EXHIBIT 10.2

 

 

CLASSOVER HOLDINGS INC.

LOCK-UP AGREEMENT

 

This Lock-up Agreement (this “Agreement”) is dated as of June 30, 2025 by and among Classover Holdings Inc., a Delaware corporation (the “Company”), on the one hand, and Silver Run Group, LLC (“SRG”) for itself and on behalf of its managers, members and affiliates (each a “Holder” and collectively the “Holders”), on the other hand. The Company and the Holders are collectively referred to herein as the “Parties.” Capitalized terms used and not otherwise defined herein shall have the meanings ascribed to such terms in the APA (as defined below).

 

BACKGROUND

 

WHEREAS, in connection with this Agreement, the Company entered into an Asset Purchase Agreement (the “APA”) with the Holder and its wholly owned subsidiary Deer Creek IP, LLC;

 

WHEREAS, under the terms of the APA, the Company has issued to SRG, as part of the Purchase Price, (a) 800,000 shares of Common Stock and (b) pre-funded Warrants to purchase 739,278 shares of Common Stock (such shares, Warrants and the shares underlying the Warrants being collectively referred to herein as the “Subject Shares”);

 

WHEREAS, as a condition of, and as a material inducement for, the Company to enter into and consummate the transactions contemplated by the APA, SRG has agreed to execute and deliver this Agreement.

▸ **WHAT YOU WILL DO**: Copy everything from "This Lock-up Agreement" down to "(as defined below)." in the lock-up agreement, swapping "collectively" for "jointly". The material after this lock-up agreement is separate from it.

▸ **RECORDED DATA**:
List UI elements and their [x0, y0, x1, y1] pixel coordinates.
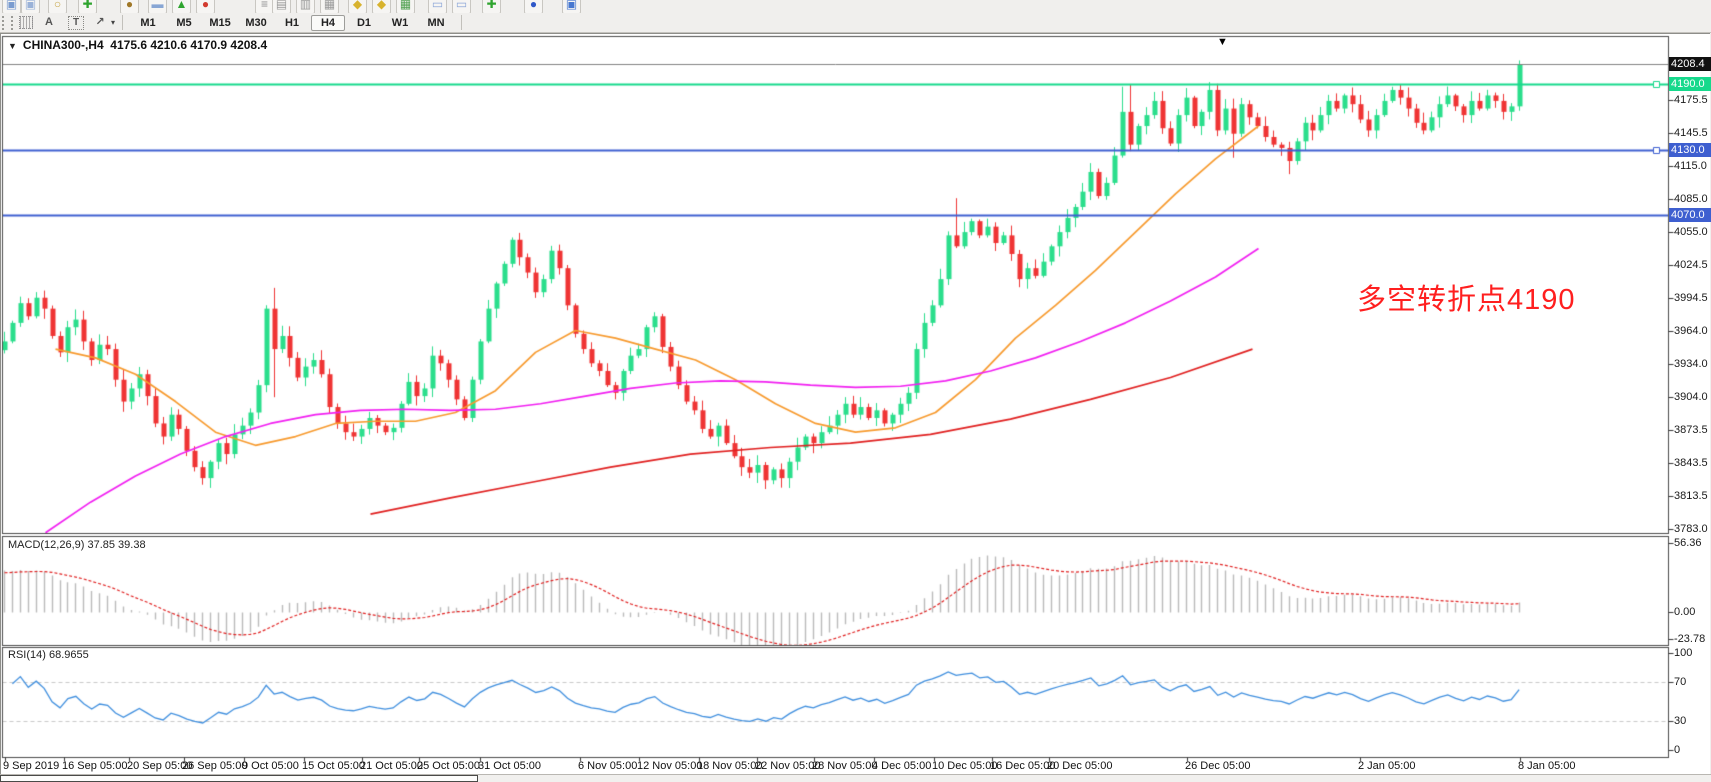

▸ **SOLUTION**:
This Lock-up Agreement (this “Agreement”) is dated as of June 30, 2025 by and among Classover Holdings Inc., a Delaware corporation (the “Company”), on the one hand, and Silver Run Group, LLC (“SRG”) for itself and on behalf of its managers, members and affiliates (each a “Holder” and jointly the “Holders”), on the other hand. The Company and the Holders are jointly referred to herein as the “Parties.” Capitalized terms used and not otherwise defined herein shall have the meanings ascribed to such terms in the APA (as defined below).